SUPPLIED RECORDS.
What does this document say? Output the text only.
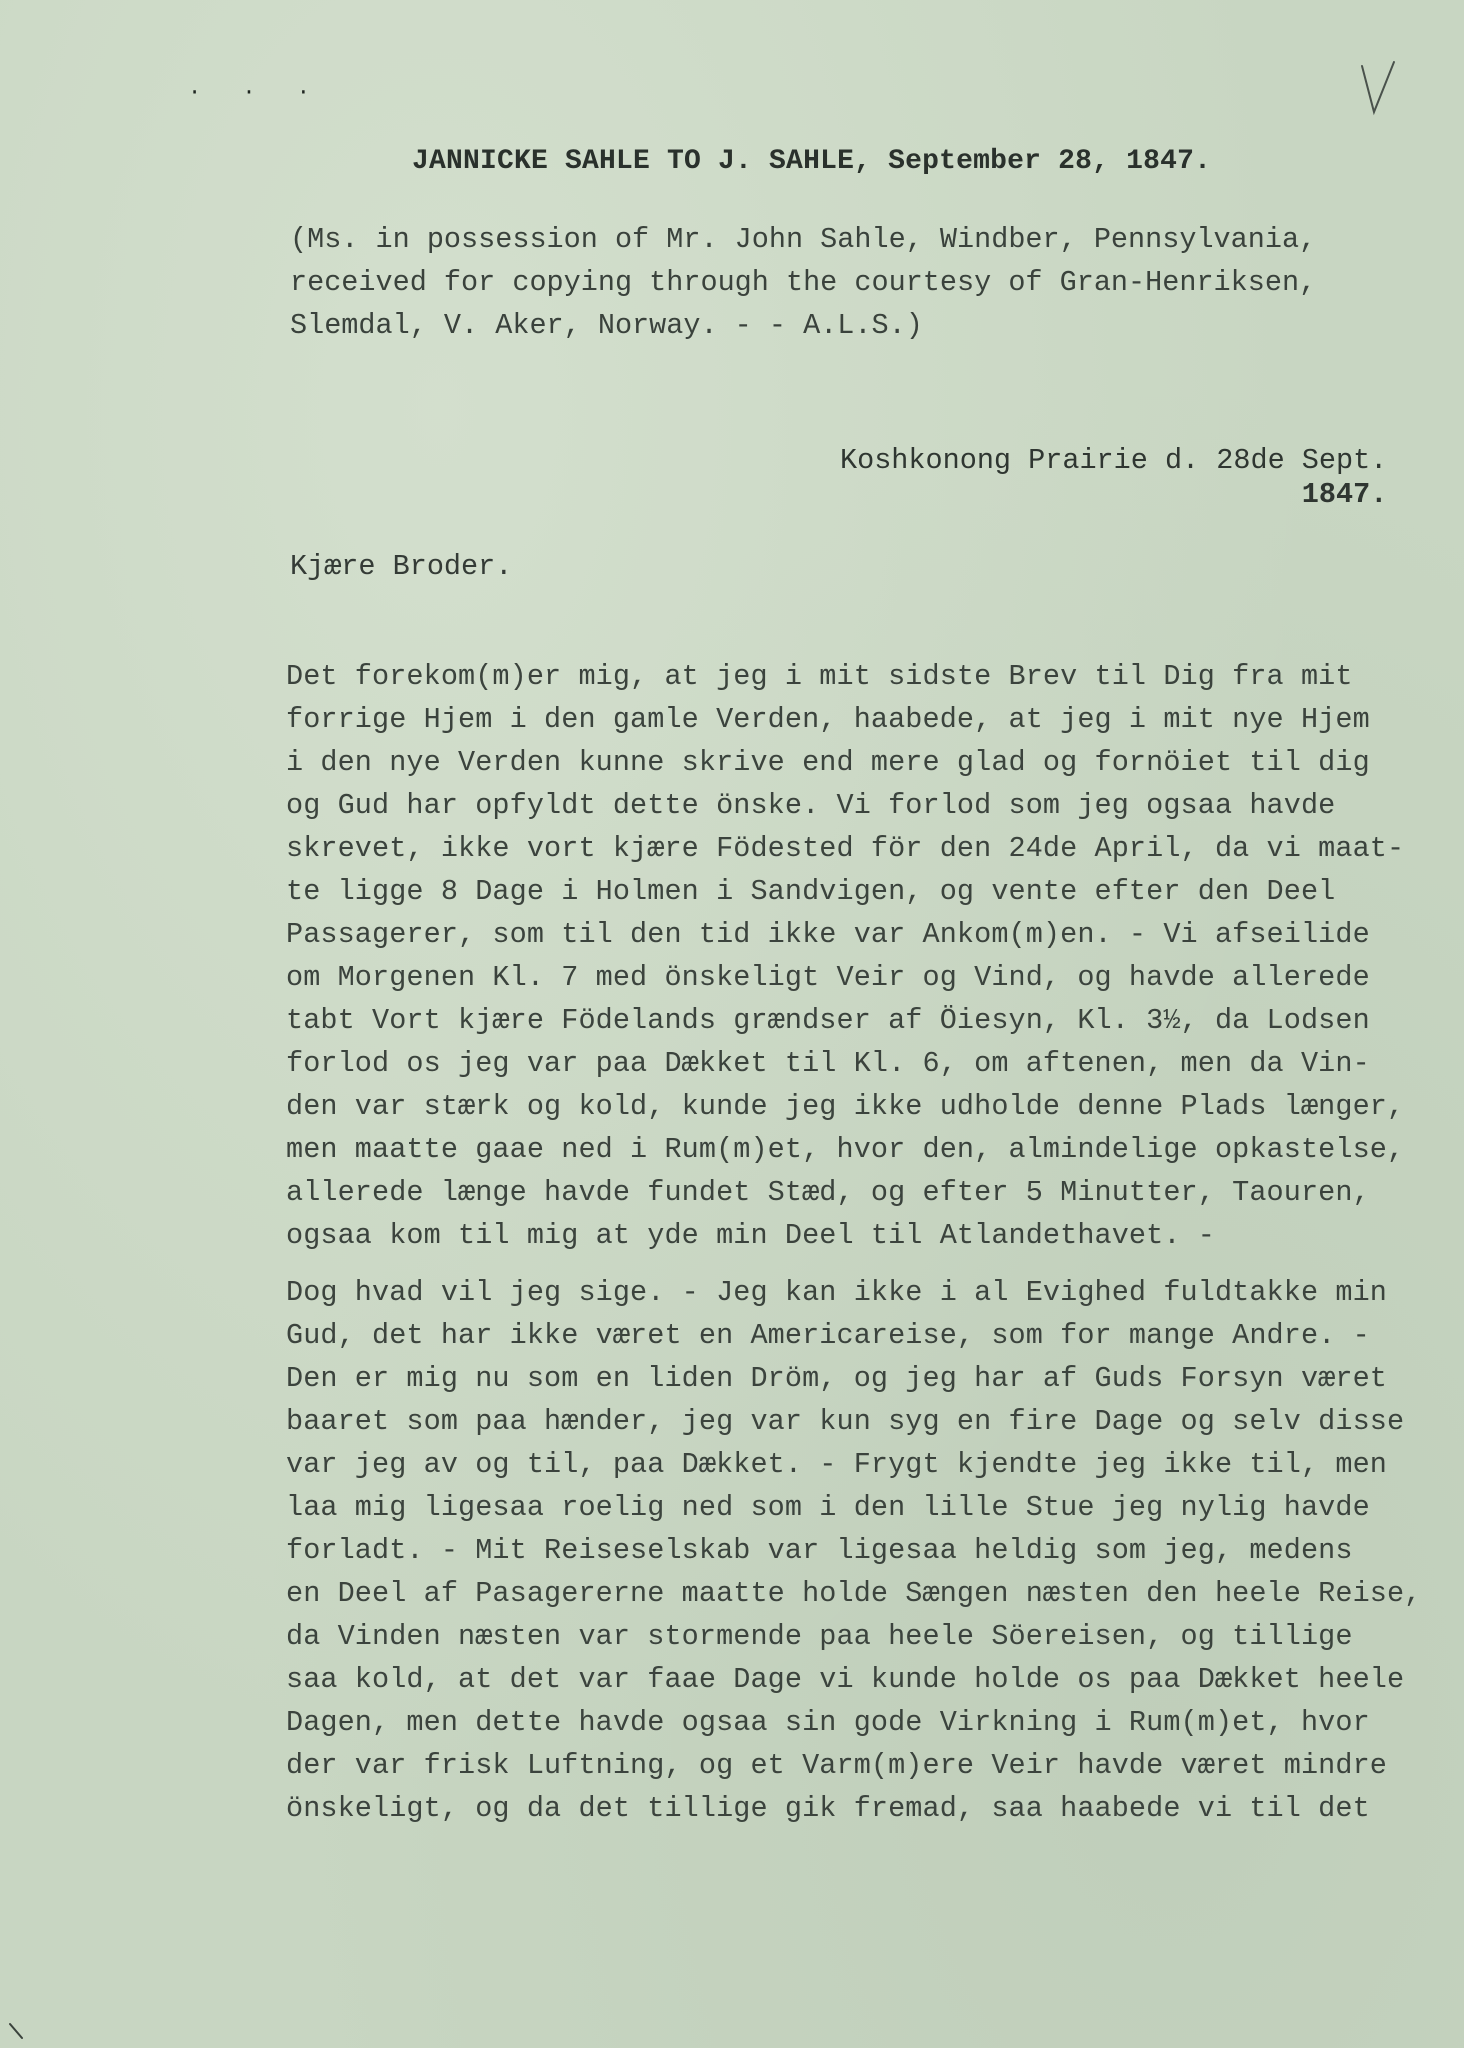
· · ·
JANNICKE SAHLE TO J. SAHLE, September 28, 1847.
(Ms. in possession of Mr. John Sahle, Windber, Pennsylvania,
received for copying through the courtesy of Gran-Henriksen,
Slemdal, V. Aker, Norway. - - A.L.S.)
Koshkonong Prairie d. 28de Sept.
1847.
Kjære Broder.
Det forekom(m)er mig, at jeg i mit sidste Brev til Dig fra mit
forrige Hjem i den gamle Verden, haabede, at jeg i mit nye Hjem
i den nye Verden kunne skrive end mere glad og fornöiet til dig
og Gud har opfyldt dette önske. Vi forlod som jeg ogsaa havde
skrevet, ikke vort kjære Födested för den 24de April, da vi maat-
te ligge 8 Dage i Holmen i Sandvigen, og vente efter den Deel
Passagerer, som til den tid ikke var Ankom(m)en. - Vi afseilide
om Morgenen Kl. 7 med önskeligt Veir og Vind, og havde allerede
tabt Vort kjære Födelands grændser af Öiesyn, Kl. 3½, da Lodsen
forlod os jeg var paa Dækket til Kl. 6, om aftenen, men da Vin-
den var stærk og kold, kunde jeg ikke udholde denne Plads længer,
men maatte gaae ned i Rum(m)et, hvor den, almindelige opkastelse,
allerede længe havde fundet Stæd, og efter 5 Minutter, Taouren,
ogsaa kom til mig at yde min Deel til Atlandethavet. -
Dog hvad vil jeg sige. - Jeg kan ikke i al Evighed fuldtakke min
Gud, det har ikke været en Americareise, som for mange Andre. -
Den er mig nu som en liden Dröm, og jeg har af Guds Forsyn været
baaret som paa hænder, jeg var kun syg en fire Dage og selv disse
var jeg av og til, paa Dækket. - Frygt kjendte jeg ikke til, men
laa mig ligesaa roelig ned som i den lille Stue jeg nylig havde
forladt. - Mit Reiseselskab var ligesaa heldig som jeg, medens
en Deel af Pasagererne maatte holde Sængen næsten den heele Reise,
da Vinden næsten var stormende paa heele Söereisen, og tillige
saa kold, at det var faae Dage vi kunde holde os paa Dækket heele
Dagen, men dette havde ogsaa sin gode Virkning i Rum(m)et, hvor
der var frisk Luftning, og et Varm(m)ere Veir havde været mindre
önskeligt, og da det tillige gik fremad, saa haabede vi til det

REQUIRED TASK. Reproduce the whole listing exactly, but not the images in it.

FULL RESPONSE.
What does this document say? Output the text only.
· · ·
JANNICKE SAHLE TO J. SAHLE, September 28, 1847.
(Ms. in possession of Mr. John Sahle, Windber, Pennsylvania,
received for copying through the courtesy of Gran-Henriksen,
Slemdal, V. Aker, Norway. - - A.L.S.)
Koshkonong Prairie d. 28de Sept.
1847.
Kjære Broder.
Det forekom(m)er mig, at jeg i mit sidste Brev til Dig fra mit
forrige Hjem i den gamle Verden, haabede, at jeg i mit nye Hjem
i den nye Verden kunne skrive end mere glad og fornöiet til dig
og Gud har opfyldt dette önske. Vi forlod som jeg ogsaa havde
skrevet, ikke vort kjære Födested för den 24de April, da vi maat-
te ligge 8 Dage i Holmen i Sandvigen, og vente efter den Deel
Passagerer, som til den tid ikke var Ankom(m)en. - Vi afseilide
om Morgenen Kl. 7 med önskeligt Veir og Vind, og havde allerede
tabt Vort kjære Födelands grændser af Öiesyn, Kl. 3½, da Lodsen
forlod os jeg var paa Dækket til Kl. 6, om aftenen, men da Vin-
den var stærk og kold, kunde jeg ikke udholde denne Plads længer,
men maatte gaae ned i Rum(m)et, hvor den, almindelige opkastelse,
allerede længe havde fundet Stæd, og efter 5 Minutter, Taouren,
ogsaa kom til mig at yde min Deel til Atlandethavet. -
Dog hvad vil jeg sige. - Jeg kan ikke i al Evighed fuldtakke min
Gud, det har ikke været en Americareise, som for mange Andre. -
Den er mig nu som en liden Dröm, og jeg har af Guds Forsyn været
baaret som paa hænder, jeg var kun syg en fire Dage og selv disse
var jeg av og til, paa Dækket. - Frygt kjendte jeg ikke til, men
laa mig ligesaa roelig ned som i den lille Stue jeg nylig havde
forladt. - Mit Reiseselskab var ligesaa heldig som jeg, medens
en Deel af Pasagererne maatte holde Sængen næsten den heele Reise,
da Vinden næsten var stormende paa heele Söereisen, og tillige
saa kold, at det var faae Dage vi kunde holde os paa Dækket heele
Dagen, men dette havde ogsaa sin gode Virkning i Rum(m)et, hvor
der var frisk Luftning, og et Varm(m)ere Veir havde været mindre
önskeligt, og da det tillige gik fremad, saa haabede vi til det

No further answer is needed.